● **Task prompt**: How many lines in these records hold the string "replies"? Reply with the number alone.

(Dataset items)
══════════════════════════════
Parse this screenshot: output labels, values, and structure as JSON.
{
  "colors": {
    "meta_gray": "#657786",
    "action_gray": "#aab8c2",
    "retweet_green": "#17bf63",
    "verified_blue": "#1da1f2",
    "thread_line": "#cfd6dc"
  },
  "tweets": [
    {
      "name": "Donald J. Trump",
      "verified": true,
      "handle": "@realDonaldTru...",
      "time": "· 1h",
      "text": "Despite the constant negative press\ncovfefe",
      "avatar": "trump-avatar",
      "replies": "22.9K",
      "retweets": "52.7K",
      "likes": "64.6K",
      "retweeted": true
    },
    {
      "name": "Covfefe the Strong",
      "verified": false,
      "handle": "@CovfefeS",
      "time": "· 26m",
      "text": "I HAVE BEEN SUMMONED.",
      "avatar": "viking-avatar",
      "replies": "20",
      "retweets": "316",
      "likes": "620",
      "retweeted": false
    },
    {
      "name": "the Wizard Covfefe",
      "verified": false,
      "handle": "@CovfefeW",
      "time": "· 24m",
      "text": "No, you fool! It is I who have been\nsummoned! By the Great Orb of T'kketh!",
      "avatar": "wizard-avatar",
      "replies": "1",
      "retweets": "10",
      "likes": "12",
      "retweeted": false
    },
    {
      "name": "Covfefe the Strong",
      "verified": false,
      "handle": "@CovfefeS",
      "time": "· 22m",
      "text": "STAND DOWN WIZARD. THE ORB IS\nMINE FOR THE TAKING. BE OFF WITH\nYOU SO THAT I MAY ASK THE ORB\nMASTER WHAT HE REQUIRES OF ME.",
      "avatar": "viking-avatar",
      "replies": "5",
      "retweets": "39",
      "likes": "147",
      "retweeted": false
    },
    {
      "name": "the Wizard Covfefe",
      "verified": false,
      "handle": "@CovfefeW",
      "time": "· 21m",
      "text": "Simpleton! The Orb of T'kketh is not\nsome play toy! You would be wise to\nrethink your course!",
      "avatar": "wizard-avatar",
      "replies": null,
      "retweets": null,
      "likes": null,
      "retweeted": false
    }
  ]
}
══════════════════════════════
● **Written reply**: 5